Work to do
Transcribe the material exactly. Images do not belong in the copy.

Material
------------------------------------------------------------

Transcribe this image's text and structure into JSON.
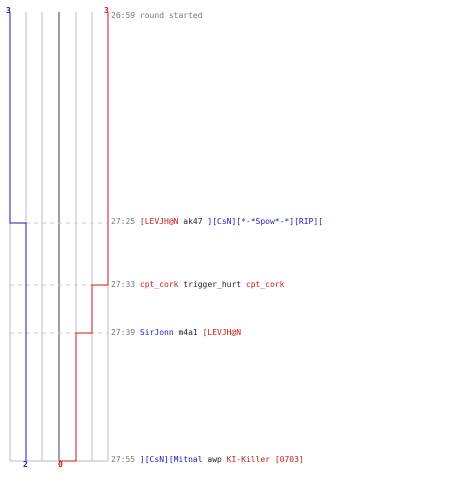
{
  "header": {
    "score_top_left": "3",
    "score_top_right": "3",
    "start_time": "26:59",
    "start_text": "round started"
  },
  "events": [
    {
      "time": "27:25",
      "attacker": "[LEVJH@N",
      "attacker_team": "red",
      "weapon": "ak47",
      "victim": "][CsN][*-*Spow*-*][RIP][",
      "victim_team": "blue"
    },
    {
      "time": "27:33",
      "attacker": "cpt_cork",
      "attacker_team": "red",
      "weapon": "trigger_hurt",
      "victim": "cpt_cork",
      "victim_team": "red"
    },
    {
      "time": "27:39",
      "attacker": "SirJonn",
      "attacker_team": "blue",
      "weapon": "m4a1",
      "victim": "[LEVJH@N",
      "victim_team": "red"
    },
    {
      "time": "27:55",
      "attacker": "][CsN][Mitnal",
      "attacker_team": "blue",
      "weapon": "awp",
      "victim": "KI-Killer [0703]",
      "victim_team": "red"
    }
  ],
  "footer": {
    "score_bottom_blue": "2",
    "score_bottom_red": "0"
  },
  "colors": {
    "blue": "#1a1abf",
    "red": "#c61b1b",
    "grid": "#bdbdbd",
    "dash": "#c8c8c8",
    "center": "#777777",
    "label": "#7a7a7a",
    "text": "#222222"
  }
}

------------------------------------------------------------

Reply
Transcribe this image's text and structure into JSON.
{
  "header": {
    "score_top_left": "3",
    "score_top_right": "3",
    "start_time": "26:59",
    "start_text": "round started"
  },
  "events": [
    {
      "time": "27:25",
      "attacker": "[LEVJH@N",
      "attacker_team": "red",
      "weapon": "ak47",
      "victim": "][CsN][*-*Spow*-*][RIP][",
      "victim_team": "blue"
    },
    {
      "time": "27:33",
      "attacker": "cpt_cork",
      "attacker_team": "red",
      "weapon": "trigger_hurt",
      "victim": "cpt_cork",
      "victim_team": "red"
    },
    {
      "time": "27:39",
      "attacker": "SirJonn",
      "attacker_team": "blue",
      "weapon": "m4a1",
      "victim": "[LEVJH@N",
      "victim_team": "red"
    },
    {
      "time": "27:55",
      "attacker": "][CsN][Mitnal",
      "attacker_team": "blue",
      "weapon": "awp",
      "victim": "KI-Killer [0703]",
      "victim_team": "red"
    }
  ],
  "footer": {
    "score_bottom_blue": "2",
    "score_bottom_red": "0"
  },
  "colors": {
    "blue": "#1a1abf",
    "red": "#c61b1b",
    "grid": "#bdbdbd",
    "dash": "#c8c8c8",
    "center": "#777777",
    "label": "#7a7a7a",
    "text": "#222222"
  }
}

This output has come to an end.